WHAT TO DO: Return the listing below word for word.

PROVIDED DATA:
● ● ● ● ● ● ●
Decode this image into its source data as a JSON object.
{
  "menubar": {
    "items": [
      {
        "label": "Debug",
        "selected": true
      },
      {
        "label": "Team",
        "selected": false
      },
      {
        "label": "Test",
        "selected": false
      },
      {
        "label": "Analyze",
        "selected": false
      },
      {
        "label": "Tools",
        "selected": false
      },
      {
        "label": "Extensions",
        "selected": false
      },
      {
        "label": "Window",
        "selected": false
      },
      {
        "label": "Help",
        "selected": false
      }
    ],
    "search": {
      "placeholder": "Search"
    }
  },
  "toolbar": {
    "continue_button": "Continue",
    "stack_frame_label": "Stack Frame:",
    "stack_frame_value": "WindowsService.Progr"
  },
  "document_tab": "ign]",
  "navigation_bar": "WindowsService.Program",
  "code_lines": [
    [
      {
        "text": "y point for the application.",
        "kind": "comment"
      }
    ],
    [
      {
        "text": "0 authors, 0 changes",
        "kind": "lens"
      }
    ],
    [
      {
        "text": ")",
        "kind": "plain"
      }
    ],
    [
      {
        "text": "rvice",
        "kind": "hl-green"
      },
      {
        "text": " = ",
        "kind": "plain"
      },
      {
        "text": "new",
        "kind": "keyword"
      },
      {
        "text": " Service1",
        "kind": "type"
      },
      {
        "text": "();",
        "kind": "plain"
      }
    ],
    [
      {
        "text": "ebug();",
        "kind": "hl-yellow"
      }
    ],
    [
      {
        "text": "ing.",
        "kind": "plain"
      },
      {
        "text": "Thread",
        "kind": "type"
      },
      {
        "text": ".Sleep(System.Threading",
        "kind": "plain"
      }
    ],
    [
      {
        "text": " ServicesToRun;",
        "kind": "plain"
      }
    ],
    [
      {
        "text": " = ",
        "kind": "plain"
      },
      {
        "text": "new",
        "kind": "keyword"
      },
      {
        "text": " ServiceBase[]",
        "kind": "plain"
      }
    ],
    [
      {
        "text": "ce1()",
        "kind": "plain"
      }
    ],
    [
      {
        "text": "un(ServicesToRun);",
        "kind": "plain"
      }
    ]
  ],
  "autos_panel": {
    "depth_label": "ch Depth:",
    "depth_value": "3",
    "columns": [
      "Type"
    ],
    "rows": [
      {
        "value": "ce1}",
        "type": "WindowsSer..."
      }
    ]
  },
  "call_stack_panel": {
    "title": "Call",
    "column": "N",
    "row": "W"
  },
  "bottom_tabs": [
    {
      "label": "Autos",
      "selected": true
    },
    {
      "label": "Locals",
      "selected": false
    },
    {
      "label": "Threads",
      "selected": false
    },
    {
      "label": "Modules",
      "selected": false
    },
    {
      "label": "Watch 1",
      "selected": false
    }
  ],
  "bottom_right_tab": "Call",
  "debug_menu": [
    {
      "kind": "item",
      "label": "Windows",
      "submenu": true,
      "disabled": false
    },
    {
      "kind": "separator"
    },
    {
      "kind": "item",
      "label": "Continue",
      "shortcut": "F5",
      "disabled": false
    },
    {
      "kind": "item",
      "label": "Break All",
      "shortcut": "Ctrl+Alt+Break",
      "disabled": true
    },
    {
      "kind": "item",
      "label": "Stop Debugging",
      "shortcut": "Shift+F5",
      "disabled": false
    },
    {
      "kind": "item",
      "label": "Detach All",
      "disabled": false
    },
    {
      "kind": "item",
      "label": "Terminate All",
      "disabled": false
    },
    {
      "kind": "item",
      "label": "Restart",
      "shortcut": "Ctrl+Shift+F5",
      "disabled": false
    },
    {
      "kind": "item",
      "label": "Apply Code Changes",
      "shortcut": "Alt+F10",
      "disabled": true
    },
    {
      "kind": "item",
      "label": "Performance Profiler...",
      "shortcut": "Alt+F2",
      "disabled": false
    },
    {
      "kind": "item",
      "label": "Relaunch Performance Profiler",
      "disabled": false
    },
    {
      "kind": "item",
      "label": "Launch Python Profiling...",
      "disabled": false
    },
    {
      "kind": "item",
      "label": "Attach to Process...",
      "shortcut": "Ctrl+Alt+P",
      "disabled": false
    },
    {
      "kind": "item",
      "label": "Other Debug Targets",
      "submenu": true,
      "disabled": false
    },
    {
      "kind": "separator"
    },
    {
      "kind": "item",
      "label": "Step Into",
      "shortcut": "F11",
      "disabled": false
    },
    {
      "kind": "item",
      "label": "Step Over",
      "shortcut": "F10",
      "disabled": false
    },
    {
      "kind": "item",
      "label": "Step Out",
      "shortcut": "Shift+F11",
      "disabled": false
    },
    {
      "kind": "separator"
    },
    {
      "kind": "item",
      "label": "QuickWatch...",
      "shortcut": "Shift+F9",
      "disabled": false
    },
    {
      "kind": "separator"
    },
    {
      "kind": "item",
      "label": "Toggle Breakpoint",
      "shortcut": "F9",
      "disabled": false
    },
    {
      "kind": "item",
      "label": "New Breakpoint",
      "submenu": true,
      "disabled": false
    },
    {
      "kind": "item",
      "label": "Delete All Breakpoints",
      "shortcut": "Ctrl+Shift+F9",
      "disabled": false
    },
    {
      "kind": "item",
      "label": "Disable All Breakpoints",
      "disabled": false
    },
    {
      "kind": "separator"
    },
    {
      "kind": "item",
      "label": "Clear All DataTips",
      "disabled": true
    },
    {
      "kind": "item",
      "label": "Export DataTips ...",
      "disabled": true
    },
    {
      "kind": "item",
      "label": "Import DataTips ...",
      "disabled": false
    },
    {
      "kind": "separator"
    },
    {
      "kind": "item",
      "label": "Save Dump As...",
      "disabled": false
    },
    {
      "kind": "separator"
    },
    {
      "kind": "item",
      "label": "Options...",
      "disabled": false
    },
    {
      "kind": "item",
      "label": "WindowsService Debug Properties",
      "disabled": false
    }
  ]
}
● ● ● ● ● ● ●
RESULT:
Decode this image into its source data as a JSON object.
{
  "menubar": {
    "items": [
      {
        "label": "Debug",
        "selected": true
      },
      {
        "label": "Team",
        "selected": false
      },
      {
        "label": "Test",
        "selected": false
      },
      {
        "label": "Analyze",
        "selected": false
      },
      {
        "label": "Tools",
        "selected": false
      },
      {
        "label": "Extensions",
        "selected": false
      },
      {
        "label": "Window",
        "selected": false
      },
      {
        "label": "Help",
        "selected": false
      }
    ],
    "search": {
      "placeholder": "Search"
    }
  },
  "toolbar": {
    "continue_button": "Continue",
    "stack_frame_label": "Stack Frame:",
    "stack_frame_value": "WindowsService.Progr"
  },
  "document_tab": "ign]",
  "navigation_bar": "WindowsService.Program",
  "code_lines": [
    [
      {
        "text": "y point for the application.",
        "kind": "comment"
      }
    ],
    [
      {
        "text": "0 authors, 0 changes",
        "kind": "lens"
      }
    ],
    [
      {
        "text": ")",
        "kind": "plain"
      }
    ],
    [
      {
        "text": "rvice",
        "kind": "hl-green"
      },
      {
        "text": " = ",
        "kind": "plain"
      },
      {
        "text": "new",
        "kind": "keyword"
      },
      {
        "text": " Service1",
        "kind": "type"
      },
      {
        "text": "();",
        "kind": "plain"
      }
    ],
    [
      {
        "text": "ebug();",
        "kind": "hl-yellow"
      }
    ],
    [
      {
        "text": "ing.",
        "kind": "plain"
      },
      {
        "text": "Thread",
        "kind": "type"
      },
      {
        "text": ".Sleep(System.Threading",
        "kind": "plain"
      }
    ],
    [
      {
        "text": " ServicesToRun;",
        "kind": "plain"
      }
    ],
    [
      {
        "text": " = ",
        "kind": "plain"
      },
      {
        "text": "new",
        "kind": "keyword"
      },
      {
        "text": " ServiceBase[]",
        "kind": "plain"
      }
    ],
    [
      {
        "text": "ce1()",
        "kind": "plain"
      }
    ],
    [
      {
        "text": "un(ServicesToRun);",
        "kind": "plain"
      }
    ]
  ],
  "autos_panel": {
    "depth_label": "ch Depth:",
    "depth_value": "3",
    "columns": [
      "Type"
    ],
    "rows": [
      {
        "value": "ce1}",
        "type": "WindowsSer..."
      }
    ]
  },
  "call_stack_panel": {
    "title": "Call",
    "column": "N",
    "row": "W"
  },
  "bottom_tabs": [
    {
      "label": "Autos",
      "selected": true
    },
    {
      "label": "Locals",
      "selected": false
    },
    {
      "label": "Threads",
      "selected": false
    },
    {
      "label": "Modules",
      "selected": false
    },
    {
      "label": "Watch 1",
      "selected": false
    }
  ],
  "bottom_right_tab": "Call",
  "debug_menu": [
    {
      "kind": "item",
      "label": "Windows",
      "submenu": true,
      "disabled": false
    },
    {
      "kind": "separator"
    },
    {
      "kind": "item",
      "label": "Continue",
      "shortcut": "F5",
      "disabled": false
    },
    {
      "kind": "item",
      "label": "Break All",
      "shortcut": "Ctrl+Alt+Break",
      "disabled": true
    },
    {
      "kind": "item",
      "label": "Stop Debugging",
      "shortcut": "Shift+F5",
      "disabled": false
    },
    {
      "kind": "item",
      "label": "Detach All",
      "disabled": false
    },
    {
      "kind": "item",
      "label": "Terminate All",
      "disabled": false
    },
    {
      "kind": "item",
      "label": "Restart",
      "shortcut": "Ctrl+Shift+F5",
      "disabled": false
    },
    {
      "kind": "item",
      "label": "Apply Code Changes",
      "shortcut": "Alt+F10",
      "disabled": true
    },
    {
      "kind": "item",
      "label": "Performance Profiler...",
      "shortcut": "Alt+F2",
      "disabled": false
    },
    {
      "kind": "item",
      "label": "Relaunch Performance Profiler",
      "disabled": false
    },
    {
      "kind": "item",
      "label": "Launch Python Profiling...",
      "disabled": false
    },
    {
      "kind": "item",
      "label": "Attach to Process...",
      "shortcut": "Ctrl+Alt+P",
      "disabled": false
    },
    {
      "kind": "item",
      "label": "Other Debug Targets",
      "submenu": true,
      "disabled": false
    },
    {
      "kind": "separator"
    },
    {
      "kind": "item",
      "label": "Step Into",
      "shortcut": "F11",
      "disabled": false
    },
    {
      "kind": "item",
      "label": "Step Over",
      "shortcut": "F10",
      "disabled": false
    },
    {
      "kind": "item",
      "label": "Step Out",
      "shortcut": "Shift+F11",
      "disabled": false
    },
    {
      "kind": "separator"
    },
    {
      "kind": "item",
      "label": "QuickWatch...",
      "shortcut": "Shift+F9",
      "disabled": false
    },
    {
      "kind": "separator"
    },
    {
      "kind": "item",
      "label": "Toggle Breakpoint",
      "shortcut": "F9",
      "disabled": false
    },
    {
      "kind": "item",
      "label": "New Breakpoint",
      "submenu": true,
      "disabled": false
    },
    {
      "kind": "item",
      "label": "Delete All Breakpoints",
      "shortcut": "Ctrl+Shift+F9",
      "disabled": false
    },
    {
      "kind": "item",
      "label": "Disable All Breakpoints",
      "disabled": false
    },
    {
      "kind": "separator"
    },
    {
      "kind": "item",
      "label": "Clear All DataTips",
      "disabled": true
    },
    {
      "kind": "item",
      "label": "Export DataTips ...",
      "disabled": true
    },
    {
      "kind": "item",
      "label": "Import DataTips ...",
      "disabled": false
    },
    {
      "kind": "separator"
    },
    {
      "kind": "item",
      "label": "Save Dump As...",
      "disabled": false
    },
    {
      "kind": "separator"
    },
    {
      "kind": "item",
      "label": "Options...",
      "disabled": false
    },
    {
      "kind": "item",
      "label": "WindowsService Debug Properties",
      "disabled": false
    }
  ]
}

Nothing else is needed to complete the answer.